[TEXT]:

.....

Buffalo was once the booming Queen City of the Great Lakes as the nation's largest inland port. Lake and canal ships flocked the inner and outer harbors. Some described it as another city on the lake, with thousands of lights flickering on the waters of Lake Erie.
Along with numerous boats and barges, came large passenger steam ships, many manufactured in Buffalo, docking at the city's bustling waterfront. Steam ships like the Canadiana (far left in entry photo), traveled to many destinations, primarily connecting downtown Buffalo and Canada, including Crystal Beach Amusement Park.
So what happened to these gorgeous ships that once transported thousands and graced our city's waterfront? The Canadiana, manufactured in Buffalo in 1910, after ceasing operation in the 1980's, floated throughout much of the Great Lakes carelessly, with little hope of any future.
The ship went from Port Colborne to Cleveland where it finally sunk in the Cayuhoga River. It was later raised and towed back to Buffalo and dismantled on the outer harbor, which brings us to today, where all we have left is the old wheel house now held in storage. The Canadiana has died, but survived a 94-year-old life. Some images from FixBuffalo of the remains of the wheel house taken shortly after dismantling:
The plans to restore the boat were quite interesting
. They included: A major tourist attraction complete with an official Maritime Museum, a nautical restaurant, live theater playhouse, adjunct to a new convention center, a jewel of a restored harborfront setting, capable of weddings, receptions, and banquets with a setting for turn-of-the-century movies, along with many other types of interests, while being a cruise passenger ship with three hour intervals between dockings.

.....

[PROVIDED MATERIAL]:
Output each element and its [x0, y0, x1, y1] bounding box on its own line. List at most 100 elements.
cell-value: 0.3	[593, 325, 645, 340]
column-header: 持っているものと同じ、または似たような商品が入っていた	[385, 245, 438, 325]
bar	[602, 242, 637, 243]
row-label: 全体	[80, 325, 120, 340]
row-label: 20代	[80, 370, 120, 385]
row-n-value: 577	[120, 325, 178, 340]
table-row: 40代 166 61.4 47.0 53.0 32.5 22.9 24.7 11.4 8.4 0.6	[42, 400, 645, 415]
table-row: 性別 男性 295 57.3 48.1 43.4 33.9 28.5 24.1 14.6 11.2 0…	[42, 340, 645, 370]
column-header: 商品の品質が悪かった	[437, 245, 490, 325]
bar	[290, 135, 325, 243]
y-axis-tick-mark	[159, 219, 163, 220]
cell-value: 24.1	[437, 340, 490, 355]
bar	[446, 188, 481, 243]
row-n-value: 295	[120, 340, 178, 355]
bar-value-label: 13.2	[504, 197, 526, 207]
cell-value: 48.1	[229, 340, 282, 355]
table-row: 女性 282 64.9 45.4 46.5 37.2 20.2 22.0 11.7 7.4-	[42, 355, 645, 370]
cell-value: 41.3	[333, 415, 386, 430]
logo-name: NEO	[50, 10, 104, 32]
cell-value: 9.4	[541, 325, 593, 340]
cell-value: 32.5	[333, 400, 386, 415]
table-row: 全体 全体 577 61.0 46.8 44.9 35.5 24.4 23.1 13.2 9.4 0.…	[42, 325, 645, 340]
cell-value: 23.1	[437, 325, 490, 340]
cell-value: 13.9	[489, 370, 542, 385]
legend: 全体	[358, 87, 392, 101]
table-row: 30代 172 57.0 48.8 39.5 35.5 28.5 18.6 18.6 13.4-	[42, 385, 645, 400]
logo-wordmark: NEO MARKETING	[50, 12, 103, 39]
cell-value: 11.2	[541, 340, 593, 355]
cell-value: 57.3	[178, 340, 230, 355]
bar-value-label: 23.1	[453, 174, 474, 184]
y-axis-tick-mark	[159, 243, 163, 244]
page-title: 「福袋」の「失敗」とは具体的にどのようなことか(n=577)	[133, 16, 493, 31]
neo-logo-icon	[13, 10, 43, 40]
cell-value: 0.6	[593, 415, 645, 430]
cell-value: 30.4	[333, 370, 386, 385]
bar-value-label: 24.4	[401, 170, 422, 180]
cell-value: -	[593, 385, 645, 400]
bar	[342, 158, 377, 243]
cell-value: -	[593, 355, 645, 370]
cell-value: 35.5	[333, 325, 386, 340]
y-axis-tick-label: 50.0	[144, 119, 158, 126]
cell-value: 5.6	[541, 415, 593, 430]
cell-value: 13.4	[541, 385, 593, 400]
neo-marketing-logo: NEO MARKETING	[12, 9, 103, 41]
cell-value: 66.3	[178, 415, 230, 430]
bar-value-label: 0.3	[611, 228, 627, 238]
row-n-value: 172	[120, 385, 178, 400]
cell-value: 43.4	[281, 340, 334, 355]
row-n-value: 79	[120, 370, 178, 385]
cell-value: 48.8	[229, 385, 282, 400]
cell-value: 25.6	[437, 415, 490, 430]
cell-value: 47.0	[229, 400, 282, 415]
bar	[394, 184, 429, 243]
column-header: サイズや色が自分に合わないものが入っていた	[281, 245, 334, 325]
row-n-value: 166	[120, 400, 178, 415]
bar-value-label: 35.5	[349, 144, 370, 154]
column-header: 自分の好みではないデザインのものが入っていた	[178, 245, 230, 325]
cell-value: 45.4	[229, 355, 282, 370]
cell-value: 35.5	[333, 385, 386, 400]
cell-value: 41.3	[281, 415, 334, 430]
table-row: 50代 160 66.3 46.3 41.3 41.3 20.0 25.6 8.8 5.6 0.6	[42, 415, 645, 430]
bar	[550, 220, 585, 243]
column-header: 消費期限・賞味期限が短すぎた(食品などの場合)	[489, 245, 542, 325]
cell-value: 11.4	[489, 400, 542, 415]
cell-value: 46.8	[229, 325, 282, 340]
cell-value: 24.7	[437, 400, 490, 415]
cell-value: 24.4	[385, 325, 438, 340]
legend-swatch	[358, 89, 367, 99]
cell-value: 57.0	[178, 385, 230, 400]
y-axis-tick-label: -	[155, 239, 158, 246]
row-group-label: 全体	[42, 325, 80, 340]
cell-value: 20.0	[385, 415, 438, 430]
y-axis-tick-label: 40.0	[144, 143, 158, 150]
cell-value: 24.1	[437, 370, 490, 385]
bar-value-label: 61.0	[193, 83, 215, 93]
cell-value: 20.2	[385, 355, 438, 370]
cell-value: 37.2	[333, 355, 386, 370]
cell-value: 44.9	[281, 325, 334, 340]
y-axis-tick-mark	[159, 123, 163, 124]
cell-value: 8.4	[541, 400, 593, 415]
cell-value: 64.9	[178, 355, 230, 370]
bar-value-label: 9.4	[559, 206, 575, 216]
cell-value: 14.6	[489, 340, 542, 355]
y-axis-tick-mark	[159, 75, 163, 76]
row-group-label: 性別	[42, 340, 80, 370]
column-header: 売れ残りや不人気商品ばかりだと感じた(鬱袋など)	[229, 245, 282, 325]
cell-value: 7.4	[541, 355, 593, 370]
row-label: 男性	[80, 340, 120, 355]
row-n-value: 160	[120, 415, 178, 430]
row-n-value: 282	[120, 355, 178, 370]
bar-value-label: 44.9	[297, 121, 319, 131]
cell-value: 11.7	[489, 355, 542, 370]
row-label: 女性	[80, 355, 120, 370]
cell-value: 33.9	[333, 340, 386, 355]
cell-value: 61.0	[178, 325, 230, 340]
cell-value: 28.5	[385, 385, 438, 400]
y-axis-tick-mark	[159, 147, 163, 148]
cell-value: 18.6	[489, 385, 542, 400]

.....

Pick up the text on Buffalo's steamship Canadiana after its final sentence and continue it.

Unfortunately, full-funding for restoring ship was not secured. Things along the waterfront are looking brighter despite the death of the Canadiana and other historic Buffalo passenger ships. Waterfront plans are finally starting to advance. The Inner Harbor is becoming a major attraction where CanalSide
is expected to be open by May 2011.
The outer harbor still screams for development, but is showing aesthetic and access improvements. A new plan for the prime property is expected in the coming years, acting as another phase of waterfront development after CanalSide is complete. What does this mean for Buffalo cruise ships? Well, it may be time to raise awareness and work to bring back larger cruise ships. If the Canadiana were mothballed instead of scrapped, it may have a better shot today for restoration than a decade ago. The current Miss Buffalo and Spirit of Buffalo are a good start, but there may be a market for more.